Material for the task
-.-.-

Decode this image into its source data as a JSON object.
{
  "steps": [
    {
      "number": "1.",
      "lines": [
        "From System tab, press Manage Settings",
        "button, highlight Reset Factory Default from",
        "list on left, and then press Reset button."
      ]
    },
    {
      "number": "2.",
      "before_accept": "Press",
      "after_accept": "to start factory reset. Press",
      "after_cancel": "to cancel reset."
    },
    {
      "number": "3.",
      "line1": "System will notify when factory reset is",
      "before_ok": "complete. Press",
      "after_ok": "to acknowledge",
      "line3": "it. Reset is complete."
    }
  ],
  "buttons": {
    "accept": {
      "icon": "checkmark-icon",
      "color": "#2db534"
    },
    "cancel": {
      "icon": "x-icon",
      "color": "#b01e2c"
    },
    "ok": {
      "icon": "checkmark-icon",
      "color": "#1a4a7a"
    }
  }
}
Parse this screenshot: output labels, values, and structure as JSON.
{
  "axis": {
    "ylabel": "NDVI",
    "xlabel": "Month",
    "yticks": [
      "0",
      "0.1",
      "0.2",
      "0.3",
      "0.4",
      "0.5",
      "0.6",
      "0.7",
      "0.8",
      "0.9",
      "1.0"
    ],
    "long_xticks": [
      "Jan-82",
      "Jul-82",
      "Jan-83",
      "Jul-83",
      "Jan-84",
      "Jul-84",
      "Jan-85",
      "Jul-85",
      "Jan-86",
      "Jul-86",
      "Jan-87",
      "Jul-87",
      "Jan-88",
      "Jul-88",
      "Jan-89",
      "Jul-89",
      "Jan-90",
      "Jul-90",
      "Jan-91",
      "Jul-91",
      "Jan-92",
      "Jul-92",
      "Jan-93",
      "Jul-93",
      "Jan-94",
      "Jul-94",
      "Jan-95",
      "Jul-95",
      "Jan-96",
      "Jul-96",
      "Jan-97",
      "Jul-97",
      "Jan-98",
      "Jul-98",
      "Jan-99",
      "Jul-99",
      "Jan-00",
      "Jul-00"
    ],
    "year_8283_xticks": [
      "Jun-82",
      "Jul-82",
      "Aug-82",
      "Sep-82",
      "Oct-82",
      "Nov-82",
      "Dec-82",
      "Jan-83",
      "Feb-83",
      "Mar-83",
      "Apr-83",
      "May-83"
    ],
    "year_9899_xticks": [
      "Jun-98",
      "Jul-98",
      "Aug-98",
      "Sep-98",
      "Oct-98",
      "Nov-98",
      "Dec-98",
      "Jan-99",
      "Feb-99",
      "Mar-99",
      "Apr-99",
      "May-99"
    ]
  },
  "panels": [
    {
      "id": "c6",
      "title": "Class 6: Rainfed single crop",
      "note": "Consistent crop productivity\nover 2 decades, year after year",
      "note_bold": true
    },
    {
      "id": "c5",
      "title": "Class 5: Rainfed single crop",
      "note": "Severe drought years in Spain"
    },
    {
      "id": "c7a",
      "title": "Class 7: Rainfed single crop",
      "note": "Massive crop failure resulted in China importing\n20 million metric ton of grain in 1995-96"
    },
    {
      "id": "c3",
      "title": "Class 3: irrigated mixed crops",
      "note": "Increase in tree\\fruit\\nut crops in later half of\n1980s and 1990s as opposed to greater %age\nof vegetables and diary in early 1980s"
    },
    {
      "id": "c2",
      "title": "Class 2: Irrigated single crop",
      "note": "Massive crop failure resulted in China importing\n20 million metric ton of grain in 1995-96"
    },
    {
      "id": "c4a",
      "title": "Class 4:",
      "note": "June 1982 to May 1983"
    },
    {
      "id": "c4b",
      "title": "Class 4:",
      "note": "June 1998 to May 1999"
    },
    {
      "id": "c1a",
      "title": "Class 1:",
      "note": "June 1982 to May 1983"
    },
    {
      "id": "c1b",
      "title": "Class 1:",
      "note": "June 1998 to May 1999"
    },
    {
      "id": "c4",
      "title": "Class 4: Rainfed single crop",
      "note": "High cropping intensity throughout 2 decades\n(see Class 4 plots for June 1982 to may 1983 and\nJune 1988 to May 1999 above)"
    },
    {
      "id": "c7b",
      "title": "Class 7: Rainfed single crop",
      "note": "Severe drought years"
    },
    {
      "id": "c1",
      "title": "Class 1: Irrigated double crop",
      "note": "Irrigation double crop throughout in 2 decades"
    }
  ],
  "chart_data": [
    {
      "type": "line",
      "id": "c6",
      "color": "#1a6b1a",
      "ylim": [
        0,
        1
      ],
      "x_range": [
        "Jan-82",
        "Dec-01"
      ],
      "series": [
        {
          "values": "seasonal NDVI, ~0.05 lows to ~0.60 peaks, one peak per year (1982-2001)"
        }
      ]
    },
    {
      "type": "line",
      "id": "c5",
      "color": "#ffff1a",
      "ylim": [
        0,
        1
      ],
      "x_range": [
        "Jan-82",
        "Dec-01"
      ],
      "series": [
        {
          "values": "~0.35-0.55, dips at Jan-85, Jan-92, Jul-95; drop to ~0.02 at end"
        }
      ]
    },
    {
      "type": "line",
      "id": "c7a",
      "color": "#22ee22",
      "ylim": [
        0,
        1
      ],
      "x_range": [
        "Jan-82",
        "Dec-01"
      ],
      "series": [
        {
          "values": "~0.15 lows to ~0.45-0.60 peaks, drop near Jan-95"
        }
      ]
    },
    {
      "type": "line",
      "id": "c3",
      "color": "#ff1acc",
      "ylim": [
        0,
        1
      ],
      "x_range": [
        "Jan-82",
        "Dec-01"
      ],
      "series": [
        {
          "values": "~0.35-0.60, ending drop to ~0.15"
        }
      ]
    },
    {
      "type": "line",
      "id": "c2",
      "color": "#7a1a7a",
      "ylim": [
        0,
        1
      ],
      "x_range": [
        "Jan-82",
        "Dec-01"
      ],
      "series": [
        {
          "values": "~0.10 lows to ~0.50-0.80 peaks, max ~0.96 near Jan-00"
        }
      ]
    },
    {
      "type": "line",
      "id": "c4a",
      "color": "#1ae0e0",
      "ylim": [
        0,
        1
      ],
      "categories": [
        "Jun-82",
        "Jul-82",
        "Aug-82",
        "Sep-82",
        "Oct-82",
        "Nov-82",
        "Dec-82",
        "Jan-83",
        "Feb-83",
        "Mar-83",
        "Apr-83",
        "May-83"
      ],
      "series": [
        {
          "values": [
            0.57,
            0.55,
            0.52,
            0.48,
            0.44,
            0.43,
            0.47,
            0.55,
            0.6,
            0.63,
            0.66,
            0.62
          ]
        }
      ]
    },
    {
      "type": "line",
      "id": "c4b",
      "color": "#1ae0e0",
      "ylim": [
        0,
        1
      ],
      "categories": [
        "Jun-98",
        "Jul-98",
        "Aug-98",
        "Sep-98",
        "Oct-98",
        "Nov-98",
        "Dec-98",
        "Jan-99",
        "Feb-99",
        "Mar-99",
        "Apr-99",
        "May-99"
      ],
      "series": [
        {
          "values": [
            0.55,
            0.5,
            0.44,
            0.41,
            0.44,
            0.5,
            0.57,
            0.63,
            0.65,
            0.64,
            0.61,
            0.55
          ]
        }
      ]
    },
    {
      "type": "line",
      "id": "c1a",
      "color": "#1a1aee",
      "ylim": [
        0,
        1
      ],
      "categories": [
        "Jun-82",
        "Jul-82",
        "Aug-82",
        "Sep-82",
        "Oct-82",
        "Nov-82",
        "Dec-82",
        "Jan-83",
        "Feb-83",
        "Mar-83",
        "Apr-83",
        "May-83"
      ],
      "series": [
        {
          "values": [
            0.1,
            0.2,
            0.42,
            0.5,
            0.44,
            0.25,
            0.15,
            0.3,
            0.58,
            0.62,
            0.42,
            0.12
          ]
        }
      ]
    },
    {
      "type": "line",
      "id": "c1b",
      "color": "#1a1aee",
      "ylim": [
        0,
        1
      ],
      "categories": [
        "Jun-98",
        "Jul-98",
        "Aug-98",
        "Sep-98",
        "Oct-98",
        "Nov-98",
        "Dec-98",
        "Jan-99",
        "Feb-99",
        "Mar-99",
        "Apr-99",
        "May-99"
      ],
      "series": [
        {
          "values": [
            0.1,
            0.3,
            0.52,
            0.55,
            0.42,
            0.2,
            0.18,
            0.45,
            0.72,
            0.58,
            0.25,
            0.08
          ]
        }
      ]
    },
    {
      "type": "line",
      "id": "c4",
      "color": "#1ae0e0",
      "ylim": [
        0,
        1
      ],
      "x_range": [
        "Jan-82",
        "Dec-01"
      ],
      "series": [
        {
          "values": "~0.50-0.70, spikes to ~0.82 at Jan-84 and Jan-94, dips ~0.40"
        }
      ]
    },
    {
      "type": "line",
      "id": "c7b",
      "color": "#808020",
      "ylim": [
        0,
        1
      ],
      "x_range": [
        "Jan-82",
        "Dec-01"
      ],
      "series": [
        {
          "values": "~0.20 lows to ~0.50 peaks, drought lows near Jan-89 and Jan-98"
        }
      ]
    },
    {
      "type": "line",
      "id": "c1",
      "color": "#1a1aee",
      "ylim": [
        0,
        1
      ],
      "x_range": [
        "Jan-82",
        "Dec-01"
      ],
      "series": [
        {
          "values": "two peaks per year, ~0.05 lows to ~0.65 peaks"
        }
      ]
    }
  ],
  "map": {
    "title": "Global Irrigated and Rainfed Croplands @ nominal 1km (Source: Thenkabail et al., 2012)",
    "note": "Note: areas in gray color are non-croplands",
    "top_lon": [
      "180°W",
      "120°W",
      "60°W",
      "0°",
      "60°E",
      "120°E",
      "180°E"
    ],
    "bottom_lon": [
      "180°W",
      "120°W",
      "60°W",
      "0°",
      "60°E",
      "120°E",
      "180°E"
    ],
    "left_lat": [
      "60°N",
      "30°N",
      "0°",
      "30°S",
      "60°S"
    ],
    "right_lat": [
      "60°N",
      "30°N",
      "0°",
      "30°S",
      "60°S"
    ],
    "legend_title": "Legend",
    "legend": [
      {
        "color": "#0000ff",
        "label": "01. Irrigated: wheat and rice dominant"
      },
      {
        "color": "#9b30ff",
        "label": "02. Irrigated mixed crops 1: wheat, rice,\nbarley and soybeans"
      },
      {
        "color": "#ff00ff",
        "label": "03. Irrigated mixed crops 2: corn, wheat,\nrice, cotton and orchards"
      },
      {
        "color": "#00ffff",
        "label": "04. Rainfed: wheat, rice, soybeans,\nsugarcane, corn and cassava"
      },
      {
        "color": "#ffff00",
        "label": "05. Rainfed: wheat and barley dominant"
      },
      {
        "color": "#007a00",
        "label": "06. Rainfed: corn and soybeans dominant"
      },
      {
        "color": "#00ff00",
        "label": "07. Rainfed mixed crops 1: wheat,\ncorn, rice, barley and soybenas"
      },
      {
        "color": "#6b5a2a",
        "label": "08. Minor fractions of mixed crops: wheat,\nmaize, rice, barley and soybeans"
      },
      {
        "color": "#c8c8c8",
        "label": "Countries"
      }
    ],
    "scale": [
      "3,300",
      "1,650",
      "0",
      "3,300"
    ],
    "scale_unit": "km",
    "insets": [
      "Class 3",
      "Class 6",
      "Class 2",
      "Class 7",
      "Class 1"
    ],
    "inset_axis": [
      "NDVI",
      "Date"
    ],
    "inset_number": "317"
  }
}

-.-.-

Task statement
Scan the material and collect every line that contains "this".

Answer to the problem
Decode this image into its source data as a JSON object.
Parse this screenshot: output labels, values, and structure as JSON.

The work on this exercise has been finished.